Top to bottom, give the entries again exactly as written.

□ □ □

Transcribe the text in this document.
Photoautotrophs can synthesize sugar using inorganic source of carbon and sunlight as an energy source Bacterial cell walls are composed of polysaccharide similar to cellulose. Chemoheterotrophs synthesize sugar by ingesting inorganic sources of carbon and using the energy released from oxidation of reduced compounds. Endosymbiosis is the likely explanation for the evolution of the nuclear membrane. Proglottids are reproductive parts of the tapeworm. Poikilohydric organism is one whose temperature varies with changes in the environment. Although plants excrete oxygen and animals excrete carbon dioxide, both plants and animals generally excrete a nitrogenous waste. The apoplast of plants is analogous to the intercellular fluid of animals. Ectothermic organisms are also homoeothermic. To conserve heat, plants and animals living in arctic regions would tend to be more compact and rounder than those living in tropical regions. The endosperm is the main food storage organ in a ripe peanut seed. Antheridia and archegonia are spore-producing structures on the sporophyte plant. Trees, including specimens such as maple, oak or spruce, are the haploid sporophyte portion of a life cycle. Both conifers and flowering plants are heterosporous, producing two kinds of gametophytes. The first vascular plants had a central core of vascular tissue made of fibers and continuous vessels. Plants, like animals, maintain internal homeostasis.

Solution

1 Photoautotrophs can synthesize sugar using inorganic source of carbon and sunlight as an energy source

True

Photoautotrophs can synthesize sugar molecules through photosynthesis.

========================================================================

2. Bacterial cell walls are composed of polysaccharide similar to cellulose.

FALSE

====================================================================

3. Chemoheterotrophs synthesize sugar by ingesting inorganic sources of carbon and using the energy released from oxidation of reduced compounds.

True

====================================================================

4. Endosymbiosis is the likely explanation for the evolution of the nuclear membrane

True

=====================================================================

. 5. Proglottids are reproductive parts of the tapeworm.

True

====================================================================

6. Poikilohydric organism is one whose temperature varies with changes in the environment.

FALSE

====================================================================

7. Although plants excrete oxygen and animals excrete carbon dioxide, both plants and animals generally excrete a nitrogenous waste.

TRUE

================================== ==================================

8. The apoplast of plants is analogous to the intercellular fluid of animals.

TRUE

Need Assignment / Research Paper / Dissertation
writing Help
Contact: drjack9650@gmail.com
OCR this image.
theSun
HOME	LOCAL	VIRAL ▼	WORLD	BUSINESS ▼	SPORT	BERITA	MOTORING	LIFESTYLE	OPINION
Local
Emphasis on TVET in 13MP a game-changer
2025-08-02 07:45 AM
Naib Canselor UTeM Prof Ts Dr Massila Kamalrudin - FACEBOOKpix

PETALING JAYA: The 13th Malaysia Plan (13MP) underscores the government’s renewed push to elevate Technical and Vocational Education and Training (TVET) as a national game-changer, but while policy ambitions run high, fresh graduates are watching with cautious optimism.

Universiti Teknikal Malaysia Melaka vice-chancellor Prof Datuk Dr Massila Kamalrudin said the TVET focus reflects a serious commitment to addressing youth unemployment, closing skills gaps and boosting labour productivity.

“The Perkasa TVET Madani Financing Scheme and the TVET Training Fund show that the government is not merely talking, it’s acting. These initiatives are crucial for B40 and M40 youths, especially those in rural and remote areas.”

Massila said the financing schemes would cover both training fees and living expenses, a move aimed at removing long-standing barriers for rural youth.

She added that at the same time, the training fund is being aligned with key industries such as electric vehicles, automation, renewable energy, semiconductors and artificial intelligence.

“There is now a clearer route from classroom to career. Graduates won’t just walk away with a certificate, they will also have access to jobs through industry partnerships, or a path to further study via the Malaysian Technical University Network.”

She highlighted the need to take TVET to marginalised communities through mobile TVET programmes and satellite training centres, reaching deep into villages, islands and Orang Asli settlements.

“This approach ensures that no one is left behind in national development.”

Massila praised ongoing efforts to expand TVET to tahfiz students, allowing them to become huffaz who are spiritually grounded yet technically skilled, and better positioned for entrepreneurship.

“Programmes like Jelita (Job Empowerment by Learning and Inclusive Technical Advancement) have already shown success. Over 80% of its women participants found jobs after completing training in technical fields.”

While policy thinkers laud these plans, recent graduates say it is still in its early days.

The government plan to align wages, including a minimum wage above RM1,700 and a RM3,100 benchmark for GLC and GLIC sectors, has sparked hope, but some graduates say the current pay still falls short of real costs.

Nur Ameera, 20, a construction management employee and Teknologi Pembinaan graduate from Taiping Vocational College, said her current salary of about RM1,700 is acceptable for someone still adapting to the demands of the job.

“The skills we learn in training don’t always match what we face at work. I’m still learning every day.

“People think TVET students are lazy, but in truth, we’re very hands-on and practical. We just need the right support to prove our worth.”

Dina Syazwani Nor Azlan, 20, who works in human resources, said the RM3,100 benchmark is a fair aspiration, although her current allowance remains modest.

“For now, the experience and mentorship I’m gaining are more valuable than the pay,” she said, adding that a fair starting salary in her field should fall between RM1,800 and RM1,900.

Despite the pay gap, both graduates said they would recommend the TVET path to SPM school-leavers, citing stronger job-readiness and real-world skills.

□ □ □

### Task result
Transcribe the text in this document.
Photoautotrophs can synthesize sugar using inorganic source of carbon and sunlight as an energy source Bacterial cell walls are composed of polysaccharide similar to cellulose. Chemoheterotrophs synthesize sugar by ingesting inorganic sources of carbon and using the energy released from oxidation of reduced compounds. Endosymbiosis is the likely explanation for the evolution of the nuclear membrane. Proglottids are reproductive parts of the tapeworm. Poikilohydric organism is one whose temperature varies with changes in the environment. Although plants excrete oxygen and animals excrete carbon dioxide, both plants and animals generally excrete a nitrogenous waste. The apoplast of plants is analogous to the intercellular fluid of animals. Ectothermic organisms are also homoeothermic. To conserve heat, plants and animals living in arctic regions would tend to be more compact and rounder than those living in tropical regions. The endosperm is the main food storage organ in a ripe peanut seed. Antheridia and archegonia are spore-producing structures on the sporophyte plant. Trees, including specimens such as maple, oak or spruce, are the haploid sporophyte portion of a life cycle. Both conifers and flowering plants are heterosporous, producing two kinds of gametophytes. The first vascular plants had a central core of vascular tissue made of fibers and continuous vessels. Plants, like animals, maintain internal homeostasis.

Solution

1 Photoautotrophs can synthesize sugar using inorganic source of carbon and sunlight as an energy source

True

Photoautotrophs can synthesize sugar molecules through photosynthesis.

========================================================================

2. Bacterial cell walls are composed of polysaccharide similar to cellulose.

FALSE

====================================================================

3. Chemoheterotrophs synthesize sugar by ingesting inorganic sources of carbon and using the energy released from oxidation of reduced compounds.

True

====================================================================

4. Endosymbiosis is the likely explanation for the evolution of the nuclear membrane

True

=====================================================================

. 5. Proglottids are reproductive parts of the tapeworm.

True

====================================================================

6. Poikilohydric organism is one whose temperature varies with changes in the environment.

FALSE

====================================================================

7. Although plants excrete oxygen and animals excrete carbon dioxide, both plants and animals generally excrete a nitrogenous waste.

TRUE

================================== ==================================

8. The apoplast of plants is analogous to the intercellular fluid of animals.

TRUE

Need Assignment / Research Paper / Dissertation
writing Help
Contact: drjack9650@gmail.com
OCR this image.
theSun
HOME	LOCAL	VIRAL ▼	WORLD	BUSINESS ▼	SPORT	BERITA	MOTORING	LIFESTYLE	OPINION
Local
Emphasis on TVET in 13MP a game-changer
2025-08-02 07:45 AM
Naib Canselor UTeM Prof Ts Dr Massila Kamalrudin - FACEBOOKpix

PETALING JAYA: The 13th Malaysia Plan (13MP) underscores the government’s renewed push to elevate Technical and Vocational Education and Training (TVET) as a national game-changer, but while policy ambitions run high, fresh graduates are watching with cautious optimism.

Universiti Teknikal Malaysia Melaka vice-chancellor Prof Datuk Dr Massila Kamalrudin said the TVET focus reflects a serious commitment to addressing youth unemployment, closing skills gaps and boosting labour productivity.

“The Perkasa TVET Madani Financing Scheme and the TVET Training Fund show that the government is not merely talking, it’s acting. These initiatives are crucial for B40 and M40 youths, especially those in rural and remote areas.”

Massila said the financing schemes would cover both training fees and living expenses, a move aimed at removing long-standing barriers for rural youth.

She added that at the same time, the training fund is being aligned with key industries such as electric vehicles, automation, renewable energy, semiconductors and artificial intelligence.

“There is now a clearer route from classroom to career. Graduates won’t just walk away with a certificate, they will also have access to jobs through industry partnerships, or a path to further study via the Malaysian Technical University Network.”

She highlighted the need to take TVET to marginalised communities through mobile TVET programmes and satellite training centres, reaching deep into villages, islands and Orang Asli settlements.

“This approach ensures that no one is left behind in national development.”

Massila praised ongoing efforts to expand TVET to tahfiz students, allowing them to become huffaz who are spiritually grounded yet technically skilled, and better positioned for entrepreneurship.

“Programmes like Jelita (Job Empowerment by Learning and Inclusive Technical Advancement) have already shown success. Over 80% of its women participants found jobs after completing training in technical fields.”

While policy thinkers laud these plans, recent graduates say it is still in its early days.

The government plan to align wages, including a minimum wage above RM1,700 and a RM3,100 benchmark for GLC and GLIC sectors, has sparked hope, but some graduates say the current pay still falls short of real costs.

Nur Ameera, 20, a construction management employee and Teknologi Pembinaan graduate from Taiping Vocational College, said her current salary of about RM1,700 is acceptable for someone still adapting to the demands of the job.

“The skills we learn in training don’t always match what we face at work. I’m still learning every day.

“People think TVET students are lazy, but in truth, we’re very hands-on and practical. We just need the right support to prove our worth.”

Dina Syazwani Nor Azlan, 20, who works in human resources, said the RM3,100 benchmark is a fair aspiration, although her current allowance remains modest.

“For now, the experience and mentorship I’m gaining are more valuable than the pay,” she said, adding that a fair starting salary in her field should fall between RM1,800 and RM1,900.

Despite the pay gap, both graduates said they would recommend the TVET path to SPM school-leavers, citing stronger job-readiness and real-world skills.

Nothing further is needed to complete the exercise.